WRITTEN PROBLEM >>
Copy the data below exactly.

(Data items)

BEGIN

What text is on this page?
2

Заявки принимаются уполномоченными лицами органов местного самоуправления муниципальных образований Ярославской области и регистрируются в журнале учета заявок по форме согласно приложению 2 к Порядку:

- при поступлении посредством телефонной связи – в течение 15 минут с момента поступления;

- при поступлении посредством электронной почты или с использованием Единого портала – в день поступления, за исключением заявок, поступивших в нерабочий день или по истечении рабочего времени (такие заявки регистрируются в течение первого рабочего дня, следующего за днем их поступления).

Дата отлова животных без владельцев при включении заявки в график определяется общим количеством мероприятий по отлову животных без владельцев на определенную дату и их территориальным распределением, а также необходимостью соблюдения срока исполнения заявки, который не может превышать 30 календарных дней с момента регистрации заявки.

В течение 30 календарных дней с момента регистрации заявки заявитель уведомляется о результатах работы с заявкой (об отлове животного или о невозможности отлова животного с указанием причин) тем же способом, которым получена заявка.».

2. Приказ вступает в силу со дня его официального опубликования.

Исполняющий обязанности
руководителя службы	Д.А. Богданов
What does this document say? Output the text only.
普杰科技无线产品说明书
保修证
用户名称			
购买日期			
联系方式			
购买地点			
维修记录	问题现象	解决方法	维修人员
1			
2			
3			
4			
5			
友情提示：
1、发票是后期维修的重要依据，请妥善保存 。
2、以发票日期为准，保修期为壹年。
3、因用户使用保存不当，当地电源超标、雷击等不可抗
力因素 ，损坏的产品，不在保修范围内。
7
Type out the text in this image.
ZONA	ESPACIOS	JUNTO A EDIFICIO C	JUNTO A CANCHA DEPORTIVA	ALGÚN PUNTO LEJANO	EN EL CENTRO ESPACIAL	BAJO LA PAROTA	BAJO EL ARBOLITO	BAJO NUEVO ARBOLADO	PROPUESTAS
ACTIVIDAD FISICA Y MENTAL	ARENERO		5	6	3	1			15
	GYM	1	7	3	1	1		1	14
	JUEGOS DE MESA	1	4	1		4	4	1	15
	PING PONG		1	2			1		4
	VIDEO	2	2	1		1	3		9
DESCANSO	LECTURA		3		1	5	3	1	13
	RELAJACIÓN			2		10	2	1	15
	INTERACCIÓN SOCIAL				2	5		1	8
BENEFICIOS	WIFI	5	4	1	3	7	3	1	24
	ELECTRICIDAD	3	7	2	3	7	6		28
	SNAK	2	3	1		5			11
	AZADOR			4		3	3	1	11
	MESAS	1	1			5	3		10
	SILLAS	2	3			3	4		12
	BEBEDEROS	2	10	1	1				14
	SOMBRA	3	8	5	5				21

END

TASK RESULT >>
What text is on this page?
2

Заявки принимаются уполномоченными лицами органов местного самоуправления муниципальных образований Ярославской области и регистрируются в журнале учета заявок по форме согласно приложению 2 к Порядку:

- при поступлении посредством телефонной связи – в течение 15 минут с момента поступления;

- при поступлении посредством электронной почты или с использованием Единого портала – в день поступления, за исключением заявок, поступивших в нерабочий день или по истечении рабочего времени (такие заявки регистрируются в течение первого рабочего дня, следующего за днем их поступления).

Дата отлова животных без владельцев при включении заявки в график определяется общим количеством мероприятий по отлову животных без владельцев на определенную дату и их территориальным распределением, а также необходимостью соблюдения срока исполнения заявки, который не может превышать 30 календарных дней с момента регистрации заявки.

В течение 30 календарных дней с момента регистрации заявки заявитель уведомляется о результатах работы с заявкой (об отлове животного или о невозможности отлова животного с указанием причин) тем же способом, которым получена заявка.».

2. Приказ вступает в силу со дня его официального опубликования.

Исполняющий обязанности
руководителя службы	Д.А. Богданов
What does this document say? Output the text only.
普杰科技无线产品说明书
保修证
用户名称			
购买日期			
联系方式			
购买地点			
维修记录	问题现象	解决方法	维修人员
1			
2			
3			
4			
5			
友情提示：
1、发票是后期维修的重要依据，请妥善保存 。
2、以发票日期为准，保修期为壹年。
3、因用户使用保存不当，当地电源超标、雷击等不可抗
力因素 ，损坏的产品，不在保修范围内。
7
Type out the text in this image.
ZONA	ESPACIOS	JUNTO A EDIFICIO C	JUNTO A CANCHA DEPORTIVA	ALGÚN PUNTO LEJANO	EN EL CENTRO ESPACIAL	BAJO LA PAROTA	BAJO EL ARBOLITO	BAJO NUEVO ARBOLADO	PROPUESTAS
ACTIVIDAD FISICA Y MENTAL	ARENERO		5	6	3	1			15
	GYM	1	7	3	1	1		1	14
	JUEGOS DE MESA	1	4	1		4	4	1	15
	PING PONG		1	2			1		4
	VIDEO	2	2	1		1	3		9
DESCANSO	LECTURA		3		1	5	3	1	13
	RELAJACIÓN			2		10	2	1	15
	INTERACCIÓN SOCIAL				2	5		1	8
BENEFICIOS	WIFI	5	4	1	3	7	3	1	24
	ELECTRICIDAD	3	7	2	3	7	6		28
	SNAK	2	3	1		5			11
	AZADOR			4		3	3	1	11
	MESAS	1	1			5	3		10
	SILLAS	2	3			3	4		12
	BEBEDEROS	2	10	1	1				14
	SOMBRA	3	8	5	5				21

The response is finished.